**Short task**
Select every line containing the word "машин" from the material, and copy those lines.

**Available data**
= = = =
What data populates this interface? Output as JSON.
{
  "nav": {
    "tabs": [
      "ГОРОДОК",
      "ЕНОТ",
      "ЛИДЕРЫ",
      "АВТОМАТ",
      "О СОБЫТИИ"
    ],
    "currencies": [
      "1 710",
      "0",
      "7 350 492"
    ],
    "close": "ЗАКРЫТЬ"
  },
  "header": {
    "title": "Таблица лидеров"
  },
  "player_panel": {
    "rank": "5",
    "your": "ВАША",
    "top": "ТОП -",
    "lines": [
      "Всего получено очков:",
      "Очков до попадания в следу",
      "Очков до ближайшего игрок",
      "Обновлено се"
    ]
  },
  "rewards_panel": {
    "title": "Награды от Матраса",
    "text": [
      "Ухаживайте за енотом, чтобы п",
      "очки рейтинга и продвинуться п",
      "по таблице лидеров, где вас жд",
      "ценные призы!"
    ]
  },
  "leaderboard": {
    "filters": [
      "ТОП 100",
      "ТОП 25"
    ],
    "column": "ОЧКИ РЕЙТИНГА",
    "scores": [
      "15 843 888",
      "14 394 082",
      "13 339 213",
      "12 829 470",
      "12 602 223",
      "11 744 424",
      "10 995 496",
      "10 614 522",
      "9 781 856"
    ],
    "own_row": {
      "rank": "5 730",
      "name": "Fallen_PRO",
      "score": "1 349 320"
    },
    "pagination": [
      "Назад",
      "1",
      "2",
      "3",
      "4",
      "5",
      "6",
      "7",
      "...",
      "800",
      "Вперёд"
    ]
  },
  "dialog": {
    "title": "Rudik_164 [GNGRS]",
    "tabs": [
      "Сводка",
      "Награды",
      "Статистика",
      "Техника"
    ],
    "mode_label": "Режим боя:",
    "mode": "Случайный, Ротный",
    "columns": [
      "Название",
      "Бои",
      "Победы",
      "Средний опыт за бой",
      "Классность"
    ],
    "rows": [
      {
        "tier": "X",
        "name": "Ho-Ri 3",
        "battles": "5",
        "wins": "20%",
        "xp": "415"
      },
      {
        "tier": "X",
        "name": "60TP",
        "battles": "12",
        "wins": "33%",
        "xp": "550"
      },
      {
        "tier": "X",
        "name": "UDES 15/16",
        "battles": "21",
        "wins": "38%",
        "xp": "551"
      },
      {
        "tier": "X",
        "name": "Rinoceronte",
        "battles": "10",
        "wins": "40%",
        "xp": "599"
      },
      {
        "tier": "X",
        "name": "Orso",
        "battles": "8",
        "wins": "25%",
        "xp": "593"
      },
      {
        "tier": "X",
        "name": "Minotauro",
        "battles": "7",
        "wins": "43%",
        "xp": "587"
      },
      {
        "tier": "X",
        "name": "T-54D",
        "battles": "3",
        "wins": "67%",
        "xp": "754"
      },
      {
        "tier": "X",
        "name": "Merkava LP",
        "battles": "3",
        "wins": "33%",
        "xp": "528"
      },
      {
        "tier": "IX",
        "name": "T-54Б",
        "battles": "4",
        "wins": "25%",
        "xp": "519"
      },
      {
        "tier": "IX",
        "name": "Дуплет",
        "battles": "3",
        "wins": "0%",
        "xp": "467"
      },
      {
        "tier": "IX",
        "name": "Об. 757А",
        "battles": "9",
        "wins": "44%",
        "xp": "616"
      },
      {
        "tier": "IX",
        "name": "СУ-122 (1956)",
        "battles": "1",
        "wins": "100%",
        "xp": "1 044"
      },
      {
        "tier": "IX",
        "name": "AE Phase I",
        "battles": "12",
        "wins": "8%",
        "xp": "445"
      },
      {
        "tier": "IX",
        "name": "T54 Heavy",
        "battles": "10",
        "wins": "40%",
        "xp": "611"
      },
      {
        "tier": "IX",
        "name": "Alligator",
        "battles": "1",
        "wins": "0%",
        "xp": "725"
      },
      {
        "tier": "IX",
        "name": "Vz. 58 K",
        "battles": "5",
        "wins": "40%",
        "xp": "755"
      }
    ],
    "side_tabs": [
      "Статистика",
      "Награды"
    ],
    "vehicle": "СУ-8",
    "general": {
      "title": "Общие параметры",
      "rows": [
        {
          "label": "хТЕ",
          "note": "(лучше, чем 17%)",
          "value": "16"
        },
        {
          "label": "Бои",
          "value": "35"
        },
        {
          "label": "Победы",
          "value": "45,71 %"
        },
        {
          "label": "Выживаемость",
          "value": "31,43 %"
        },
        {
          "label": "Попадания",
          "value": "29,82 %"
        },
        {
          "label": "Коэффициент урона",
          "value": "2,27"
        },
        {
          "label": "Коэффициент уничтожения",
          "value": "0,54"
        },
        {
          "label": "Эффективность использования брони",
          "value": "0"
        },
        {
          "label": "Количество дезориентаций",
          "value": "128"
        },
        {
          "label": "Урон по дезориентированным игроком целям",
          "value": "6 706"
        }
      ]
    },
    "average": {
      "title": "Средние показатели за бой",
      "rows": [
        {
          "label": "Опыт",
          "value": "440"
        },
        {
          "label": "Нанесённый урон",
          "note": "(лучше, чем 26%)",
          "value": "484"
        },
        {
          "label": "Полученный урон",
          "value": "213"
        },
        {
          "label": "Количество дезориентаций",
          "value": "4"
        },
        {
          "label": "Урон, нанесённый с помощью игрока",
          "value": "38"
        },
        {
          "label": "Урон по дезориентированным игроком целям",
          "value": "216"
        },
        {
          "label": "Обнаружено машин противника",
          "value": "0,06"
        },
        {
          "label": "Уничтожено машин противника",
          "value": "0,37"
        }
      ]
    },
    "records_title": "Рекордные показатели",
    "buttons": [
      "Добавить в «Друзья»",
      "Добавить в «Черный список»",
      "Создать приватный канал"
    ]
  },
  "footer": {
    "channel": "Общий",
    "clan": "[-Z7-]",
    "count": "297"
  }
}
= = = =
**In response**
          "label": "Обнаружено машин противника",
          "label": "Уничтожено машин противника",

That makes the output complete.